- TRY IT -
Identify all lines of the data containing the string "name" and copy them.

- App and web page records -
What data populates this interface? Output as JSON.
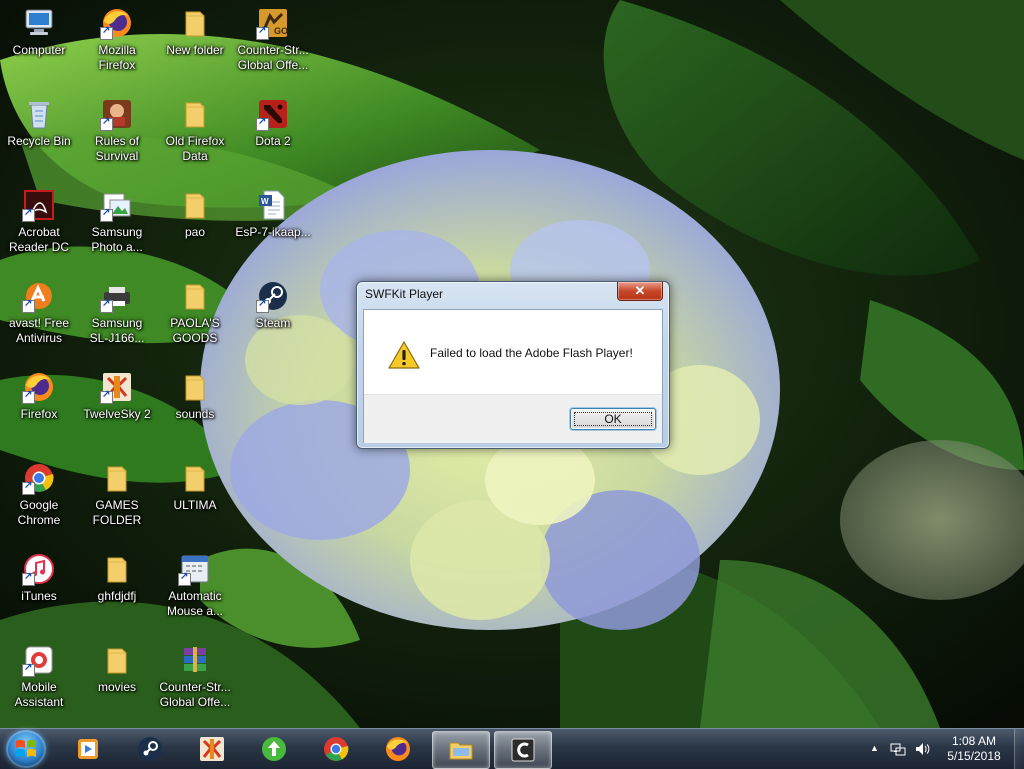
{
  "desktop": {
    "icons": [
      {
        "label": "Computer",
        "icon": "computer-icon"
      },
      {
        "label": "Mozilla\nFirefox",
        "icon": "firefox-icon"
      },
      {
        "label": "New folder",
        "icon": "folder-icon"
      },
      {
        "label": "Counter-Str...\nGlobal Offe...",
        "icon": "csgo-icon"
      },
      {
        "label": "Recycle Bin",
        "icon": "recycle-bin-icon"
      },
      {
        "label": "Rules of\nSurvival",
        "icon": "rules-of-survival-icon"
      },
      {
        "label": "Old Firefox\nData",
        "icon": "folder-icon"
      },
      {
        "label": "Dota 2",
        "icon": "dota2-icon"
      },
      {
        "label": "Acrobat\nReader DC",
        "icon": "acrobat-icon"
      },
      {
        "label": "Samsung\nPhoto a...",
        "icon": "samsung-photo-icon"
      },
      {
        "label": "pao",
        "icon": "folder-icon"
      },
      {
        "label": "EsP-7-ikaap...",
        "icon": "word-document-icon"
      },
      {
        "label": "avast! Free\nAntivirus",
        "icon": "avast-icon"
      },
      {
        "label": "Samsung\nSL-J166...",
        "icon": "printer-icon"
      },
      {
        "label": "PAOLA'S\nGOODS",
        "icon": "folder-icon"
      },
      {
        "label": "Steam",
        "icon": "steam-icon"
      },
      {
        "label": "Firefox",
        "icon": "firefox-icon"
      },
      {
        "label": "TwelveSky 2",
        "icon": "twelvesky-icon"
      },
      {
        "label": "sounds",
        "icon": "folder-icon"
      },
      {
        "label": "Google\nChrome",
        "icon": "chrome-icon"
      },
      {
        "label": "GAMES\nFOLDER",
        "icon": "folder-icon"
      },
      {
        "label": "ULTIMA",
        "icon": "folder-icon"
      },
      {
        "label": "iTunes",
        "icon": "itunes-icon"
      },
      {
        "label": "ghfdjdfj",
        "icon": "folder-icon"
      },
      {
        "label": "Automatic\nMouse a...",
        "icon": "automatic-mouse-icon"
      },
      {
        "label": "Mobile\nAssistant",
        "icon": "mobile-assistant-icon"
      },
      {
        "label": "movies",
        "icon": "folder-icon"
      },
      {
        "label": "Counter-Str...\nGlobal Offe...",
        "icon": "winrar-icon"
      }
    ]
  },
  "dialog": {
    "title": "SWFKit Player",
    "close_glyph": "✕",
    "message": "Failed to load the Adobe Flash Player!",
    "ok_label": "OK"
  },
  "taskbar": {
    "items": [
      {
        "name": "media-player-icon",
        "active": false
      },
      {
        "name": "steam-icon",
        "active": false
      },
      {
        "name": "twelvesky-icon",
        "active": false
      },
      {
        "name": "uploader-icon",
        "active": false
      },
      {
        "name": "chrome-icon",
        "active": false
      },
      {
        "name": "firefox-icon",
        "active": false
      },
      {
        "name": "file-explorer-icon",
        "active": true
      },
      {
        "name": "ccleaner-icon",
        "active": true
      }
    ],
    "tray_arrow": "▲",
    "clock_time": "1:08 AM",
    "clock_date": "5/15/2018"
  }
}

- YOUR RESPONSE -
        "name": "media-player-icon",
        "name": "steam-icon",
        "name": "twelvesky-icon",
        "name": "uploader-icon",
        "name": "chrome-icon",
        "name": "firefox-icon",
        "name": "file-explorer-icon",
        "name": "ccleaner-icon",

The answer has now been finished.